[start of PROVIDED INFORMATION]
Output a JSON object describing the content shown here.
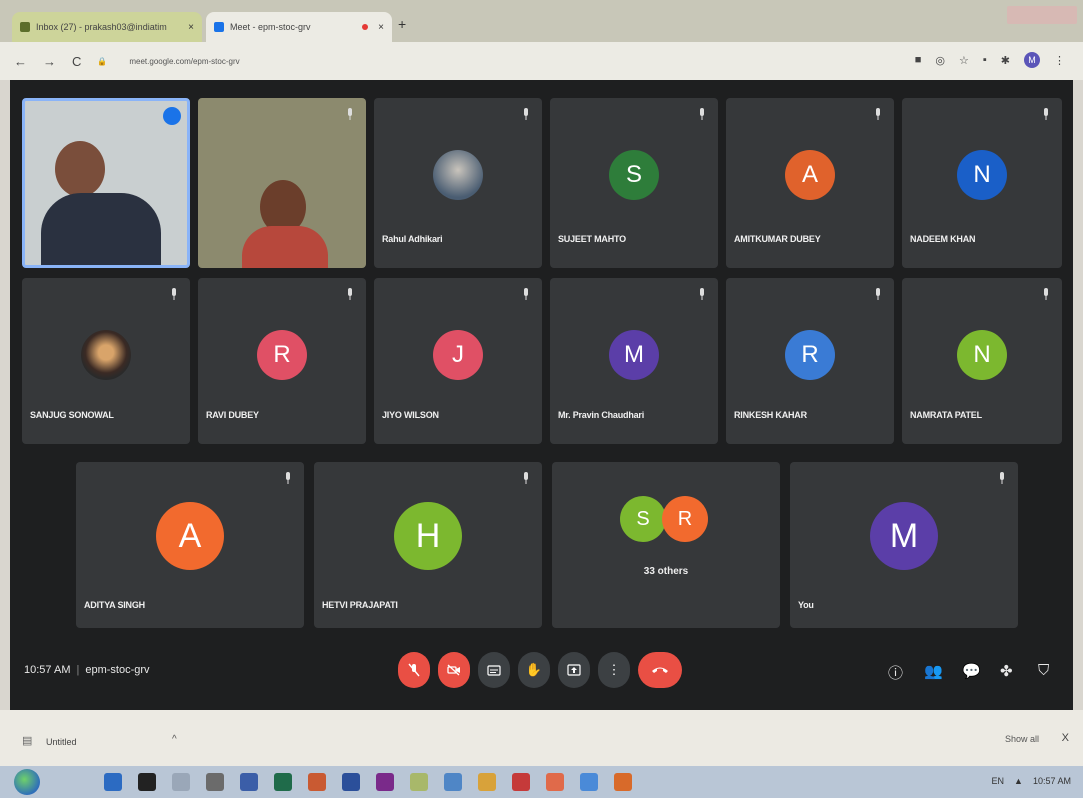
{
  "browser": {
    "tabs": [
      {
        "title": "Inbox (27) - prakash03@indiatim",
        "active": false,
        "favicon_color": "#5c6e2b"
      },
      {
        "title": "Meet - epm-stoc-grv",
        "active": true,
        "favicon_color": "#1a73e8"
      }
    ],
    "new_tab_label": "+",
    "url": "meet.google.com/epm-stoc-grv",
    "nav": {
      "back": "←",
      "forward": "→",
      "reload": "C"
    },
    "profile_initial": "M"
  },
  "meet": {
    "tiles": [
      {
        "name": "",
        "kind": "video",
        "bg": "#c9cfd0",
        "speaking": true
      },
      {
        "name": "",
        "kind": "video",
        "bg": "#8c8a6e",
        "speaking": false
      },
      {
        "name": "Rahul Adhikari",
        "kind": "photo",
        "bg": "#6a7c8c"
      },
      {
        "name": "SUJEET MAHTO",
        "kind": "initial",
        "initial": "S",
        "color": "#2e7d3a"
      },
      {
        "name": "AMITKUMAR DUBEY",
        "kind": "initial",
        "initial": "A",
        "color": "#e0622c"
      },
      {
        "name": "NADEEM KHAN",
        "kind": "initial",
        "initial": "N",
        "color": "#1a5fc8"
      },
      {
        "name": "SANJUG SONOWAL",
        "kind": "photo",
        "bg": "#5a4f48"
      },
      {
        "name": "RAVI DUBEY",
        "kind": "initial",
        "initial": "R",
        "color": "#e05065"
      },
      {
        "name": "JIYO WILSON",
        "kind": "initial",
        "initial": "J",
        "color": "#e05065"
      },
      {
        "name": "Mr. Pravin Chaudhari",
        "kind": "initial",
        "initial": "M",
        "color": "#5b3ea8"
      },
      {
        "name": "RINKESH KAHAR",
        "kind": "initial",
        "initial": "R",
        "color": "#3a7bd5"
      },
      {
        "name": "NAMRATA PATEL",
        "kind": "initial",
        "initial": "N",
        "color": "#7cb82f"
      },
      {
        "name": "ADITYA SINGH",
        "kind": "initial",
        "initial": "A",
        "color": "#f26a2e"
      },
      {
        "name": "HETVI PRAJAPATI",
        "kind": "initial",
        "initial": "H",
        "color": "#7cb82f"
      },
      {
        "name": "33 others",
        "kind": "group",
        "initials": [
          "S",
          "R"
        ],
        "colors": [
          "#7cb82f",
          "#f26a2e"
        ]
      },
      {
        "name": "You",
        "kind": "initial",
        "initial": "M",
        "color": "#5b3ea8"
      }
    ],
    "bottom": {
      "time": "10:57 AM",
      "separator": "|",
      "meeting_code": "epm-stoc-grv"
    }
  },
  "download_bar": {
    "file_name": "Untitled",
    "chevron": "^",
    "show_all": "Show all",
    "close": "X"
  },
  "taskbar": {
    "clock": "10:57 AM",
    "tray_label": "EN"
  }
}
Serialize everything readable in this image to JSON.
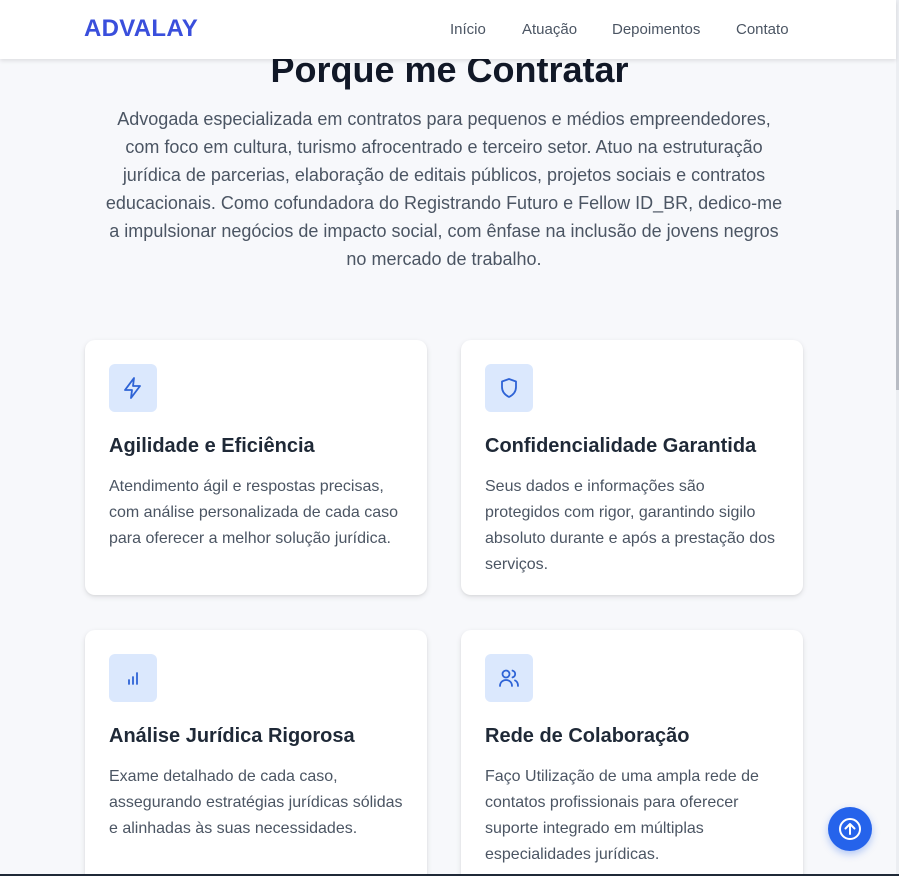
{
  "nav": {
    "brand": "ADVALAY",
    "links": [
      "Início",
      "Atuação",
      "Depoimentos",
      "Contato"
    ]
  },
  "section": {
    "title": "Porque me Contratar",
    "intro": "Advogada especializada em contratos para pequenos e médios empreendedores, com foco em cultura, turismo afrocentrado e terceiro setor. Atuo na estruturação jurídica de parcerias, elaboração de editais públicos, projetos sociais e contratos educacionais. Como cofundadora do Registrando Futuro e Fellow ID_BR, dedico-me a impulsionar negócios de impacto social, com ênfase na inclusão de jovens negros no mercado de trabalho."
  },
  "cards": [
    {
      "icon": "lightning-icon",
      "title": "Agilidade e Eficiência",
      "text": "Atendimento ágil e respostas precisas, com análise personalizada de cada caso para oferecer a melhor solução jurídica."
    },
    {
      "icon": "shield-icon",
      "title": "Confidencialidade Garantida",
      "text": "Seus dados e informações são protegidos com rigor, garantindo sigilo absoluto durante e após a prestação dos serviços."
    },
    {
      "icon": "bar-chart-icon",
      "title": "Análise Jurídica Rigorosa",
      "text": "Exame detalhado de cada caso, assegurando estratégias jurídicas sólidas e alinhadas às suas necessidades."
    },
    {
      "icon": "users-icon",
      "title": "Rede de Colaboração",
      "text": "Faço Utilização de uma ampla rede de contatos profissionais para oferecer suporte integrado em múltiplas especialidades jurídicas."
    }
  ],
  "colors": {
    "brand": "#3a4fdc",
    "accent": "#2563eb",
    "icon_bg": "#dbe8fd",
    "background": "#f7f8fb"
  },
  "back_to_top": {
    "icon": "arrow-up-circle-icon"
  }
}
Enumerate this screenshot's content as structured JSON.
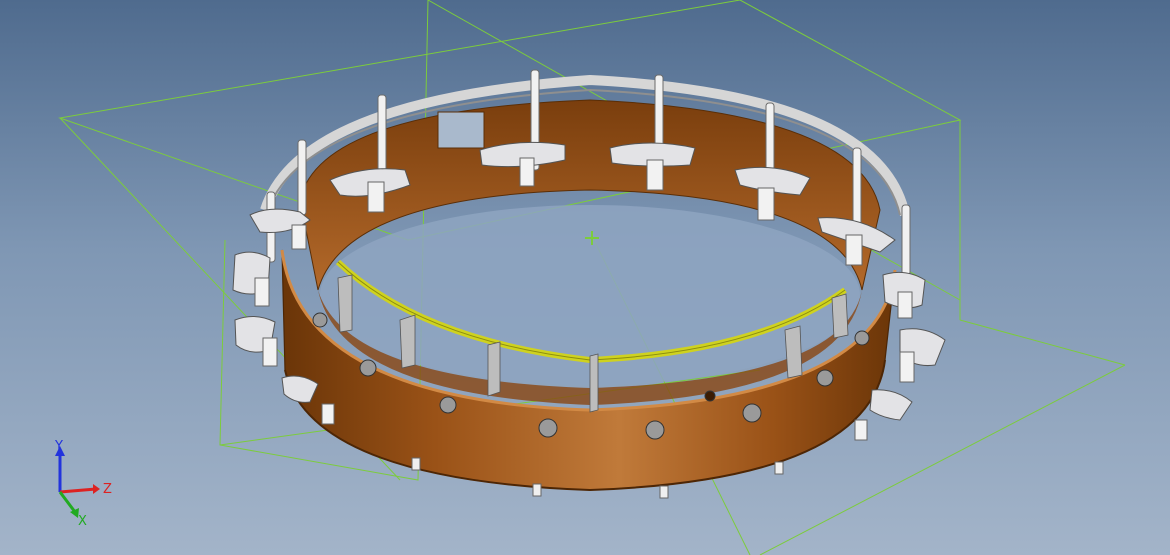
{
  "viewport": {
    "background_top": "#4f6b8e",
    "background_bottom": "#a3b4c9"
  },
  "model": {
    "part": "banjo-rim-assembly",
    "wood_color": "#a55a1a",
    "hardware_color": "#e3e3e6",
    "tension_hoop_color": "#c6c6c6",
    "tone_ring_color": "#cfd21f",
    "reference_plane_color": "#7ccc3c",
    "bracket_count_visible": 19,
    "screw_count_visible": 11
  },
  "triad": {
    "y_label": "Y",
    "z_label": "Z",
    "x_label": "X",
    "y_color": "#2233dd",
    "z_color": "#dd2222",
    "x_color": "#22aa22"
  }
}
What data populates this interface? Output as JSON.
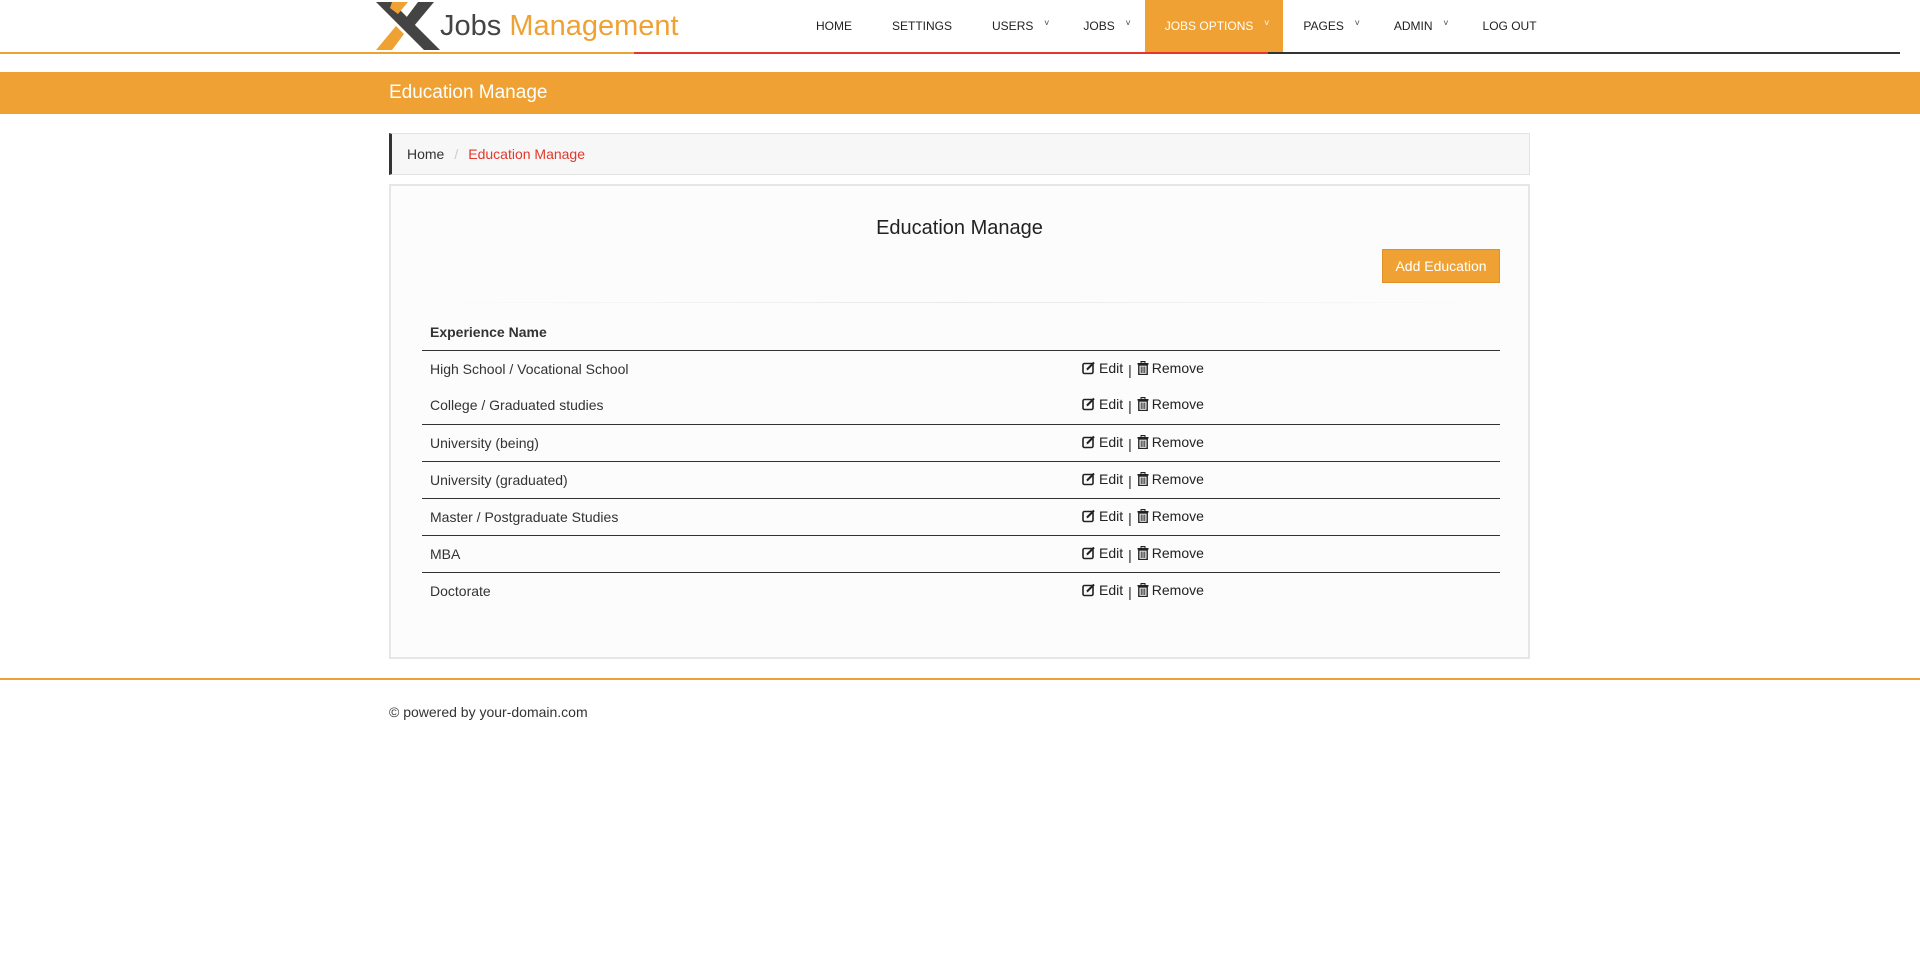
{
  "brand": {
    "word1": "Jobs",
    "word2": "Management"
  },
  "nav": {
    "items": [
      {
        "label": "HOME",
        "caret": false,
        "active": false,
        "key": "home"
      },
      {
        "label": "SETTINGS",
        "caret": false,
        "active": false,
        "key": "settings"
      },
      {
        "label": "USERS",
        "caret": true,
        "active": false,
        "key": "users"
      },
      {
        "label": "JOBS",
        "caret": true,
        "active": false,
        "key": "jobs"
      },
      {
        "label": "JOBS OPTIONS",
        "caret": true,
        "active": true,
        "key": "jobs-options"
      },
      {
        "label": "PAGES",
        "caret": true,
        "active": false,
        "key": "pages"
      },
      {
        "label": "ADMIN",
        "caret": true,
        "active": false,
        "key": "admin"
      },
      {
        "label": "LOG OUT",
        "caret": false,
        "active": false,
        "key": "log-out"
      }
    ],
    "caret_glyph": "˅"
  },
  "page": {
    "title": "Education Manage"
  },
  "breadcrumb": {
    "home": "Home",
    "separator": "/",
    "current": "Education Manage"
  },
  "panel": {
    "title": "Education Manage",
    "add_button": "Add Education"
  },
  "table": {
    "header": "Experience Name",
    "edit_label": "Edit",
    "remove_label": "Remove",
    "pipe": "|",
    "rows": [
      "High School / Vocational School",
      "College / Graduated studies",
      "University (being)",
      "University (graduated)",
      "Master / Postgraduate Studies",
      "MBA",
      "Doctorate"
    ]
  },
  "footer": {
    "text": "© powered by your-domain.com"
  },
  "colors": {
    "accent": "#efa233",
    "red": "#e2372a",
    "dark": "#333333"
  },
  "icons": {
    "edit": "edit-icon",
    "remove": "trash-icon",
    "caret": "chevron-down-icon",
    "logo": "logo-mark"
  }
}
[end of PROVIDED INFORMATION]
**EXERCISE TASK:**
Restate every record exactly, please; do not copy the pictures.

**RESPONSE TO THIS EXERCISE:**
Output a JSON object describing the content shown here.
{
  "browser": {
    "tabs": [
      {
        "title": "Inbox (27) - prakash03@indiatim",
        "active": false,
        "favicon_color": "#5c6e2b"
      },
      {
        "title": "Meet - epm-stoc-grv",
        "active": true,
        "favicon_color": "#1a73e8"
      }
    ],
    "new_tab_label": "+",
    "url": "meet.google.com/epm-stoc-grv",
    "nav": {
      "back": "←",
      "forward": "→",
      "reload": "C"
    },
    "profile_initial": "M"
  },
  "meet": {
    "tiles": [
      {
        "name": "",
        "kind": "video",
        "bg": "#c9cfd0",
        "speaking": true
      },
      {
        "name": "",
        "kind": "video",
        "bg": "#8c8a6e",
        "speaking": false
      },
      {
        "name": "Rahul Adhikari",
        "kind": "photo",
        "bg": "#6a7c8c"
      },
      {
        "name": "SUJEET MAHTO",
        "kind": "initial",
        "initial": "S",
        "color": "#2e7d3a"
      },
      {
        "name": "AMITKUMAR DUBEY",
        "kind": "initial",
        "initial": "A",
        "color": "#e0622c"
      },
      {
        "name": "NADEEM KHAN",
        "kind": "initial",
        "initial": "N",
        "color": "#1a5fc8"
      },
      {
        "name": "SANJUG SONOWAL",
        "kind": "photo",
        "bg": "#5a4f48"
      },
      {
        "name": "RAVI DUBEY",
        "kind": "initial",
        "initial": "R",
        "color": "#e05065"
      },
      {
        "name": "JIYO WILSON",
        "kind": "initial",
        "initial": "J",
        "color": "#e05065"
      },
      {
        "name": "Mr. Pravin Chaudhari",
        "kind": "initial",
        "initial": "M",
        "color": "#5b3ea8"
      },
      {
        "name": "RINKESH KAHAR",
        "kind": "initial",
        "initial": "R",
        "color": "#3a7bd5"
      },
      {
        "name": "NAMRATA PATEL",
        "kind": "initial",
        "initial": "N",
        "color": "#7cb82f"
      },
      {
        "name": "ADITYA SINGH",
        "kind": "initial",
        "initial": "A",
        "color": "#f26a2e"
      },
      {
        "name": "HETVI PRAJAPATI",
        "kind": "initial",
        "initial": "H",
        "color": "#7cb82f"
      },
      {
        "name": "33 others",
        "kind": "group",
        "initials": [
          "S",
          "R"
        ],
        "colors": [
          "#7cb82f",
          "#f26a2e"
        ]
      },
      {
        "name": "You",
        "kind": "initial",
        "initial": "M",
        "color": "#5b3ea8"
      }
    ],
    "bottom": {
      "time": "10:57 AM",
      "separator": "|",
      "meeting_code": "epm-stoc-grv"
    }
  },
  "download_bar": {
    "file_name": "Untitled",
    "chevron": "^",
    "show_all": "Show all",
    "close": "X"
  },
  "taskbar": {
    "clock": "10:57 AM",
    "tray_label": "EN"
  }
}
Serialize everything readable in this image to JSON.
{
  "nav": {
    "brand": "ADVALAY",
    "links": [
      "Início",
      "Atuação",
      "Depoimentos",
      "Contato"
    ]
  },
  "section": {
    "title": "Porque me Contratar",
    "intro": "Advogada especializada em contratos para pequenos e médios empreendedores, com foco em cultura, turismo afrocentrado e terceiro setor. Atuo na estruturação jurídica de parcerias, elaboração de editais públicos, projetos sociais e contratos educacionais. Como cofundadora do Registrando Futuro e Fellow ID_BR, dedico-me a impulsionar negócios de impacto social, com ênfase na inclusão de jovens negros no mercado de trabalho."
  },
  "cards": [
    {
      "icon": "lightning-icon",
      "title": "Agilidade e Eficiência",
      "text": "Atendimento ágil e respostas precisas, com análise personalizada de cada caso para oferecer a melhor solução jurídica."
    },
    {
      "icon": "shield-icon",
      "title": "Confidencialidade Garantida",
      "text": "Seus dados e informações são protegidos com rigor, garantindo sigilo absoluto durante e após a prestação dos serviços."
    },
    {
      "icon": "bar-chart-icon",
      "title": "Análise Jurídica Rigorosa",
      "text": "Exame detalhado de cada caso, assegurando estratégias jurídicas sólidas e alinhadas às suas necessidades."
    },
    {
      "icon": "users-icon",
      "title": "Rede de Colaboração",
      "text": "Faço Utilização de uma ampla rede de contatos profissionais para oferecer suporte integrado em múltiplas especialidades jurídicas."
    }
  ],
  "colors": {
    "brand": "#3a4fdc",
    "accent": "#2563eb",
    "icon_bg": "#dbe8fd",
    "background": "#f7f8fb"
  },
  "back_to_top": {
    "icon": "arrow-up-circle-icon"
  }
}
Enumerate this screenshot's content as structured JSON.
{
  "viewport": {
    "background_top": "#4f6b8e",
    "background_bottom": "#a3b4c9"
  },
  "model": {
    "part": "banjo-rim-assembly",
    "wood_color": "#a55a1a",
    "hardware_color": "#e3e3e6",
    "tension_hoop_color": "#c6c6c6",
    "tone_ring_color": "#cfd21f",
    "reference_plane_color": "#7ccc3c",
    "bracket_count_visible": 19,
    "screw_count_visible": 11
  },
  "triad": {
    "y_label": "Y",
    "z_label": "Z",
    "x_label": "X",
    "y_color": "#2233dd",
    "z_color": "#dd2222",
    "x_color": "#22aa22"
  }
}
What data populates this interface? Output as JSON.
{
  "brand": {
    "word1": "Jobs",
    "word2": "Management"
  },
  "nav": {
    "items": [
      {
        "label": "HOME",
        "caret": false,
        "active": false,
        "key": "home"
      },
      {
        "label": "SETTINGS",
        "caret": false,
        "active": false,
        "key": "settings"
      },
      {
        "label": "USERS",
        "caret": true,
        "active": false,
        "key": "users"
      },
      {
        "label": "JOBS",
        "caret": true,
        "active": false,
        "key": "jobs"
      },
      {
        "label": "JOBS OPTIONS",
        "caret": true,
        "active": true,
        "key": "jobs-options"
      },
      {
        "label": "PAGES",
        "caret": true,
        "active": false,
        "key": "pages"
      },
      {
        "label": "ADMIN",
        "caret": true,
        "active": false,
        "key": "admin"
      },
      {
        "label": "LOG OUT",
        "caret": false,
        "active": false,
        "key": "log-out"
      }
    ],
    "caret_glyph": "˅"
  },
  "page": {
    "title": "Education Manage"
  },
  "breadcrumb": {
    "home": "Home",
    "separator": "/",
    "current": "Education Manage"
  },
  "panel": {
    "title": "Education Manage",
    "add_button": "Add Education"
  },
  "table": {
    "header": "Experience Name",
    "edit_label": "Edit",
    "remove_label": "Remove",
    "pipe": "|",
    "rows": [
      "High School / Vocational School",
      "College / Graduated studies",
      "University (being)",
      "University (graduated)",
      "Master / Postgraduate Studies",
      "MBA",
      "Doctorate"
    ]
  },
  "footer": {
    "text": "© powered by your-domain.com"
  },
  "colors": {
    "accent": "#efa233",
    "red": "#e2372a",
    "dark": "#333333"
  },
  "icons": {
    "edit": "edit-icon",
    "remove": "trash-icon",
    "caret": "chevron-down-icon",
    "logo": "logo-mark"
  }
}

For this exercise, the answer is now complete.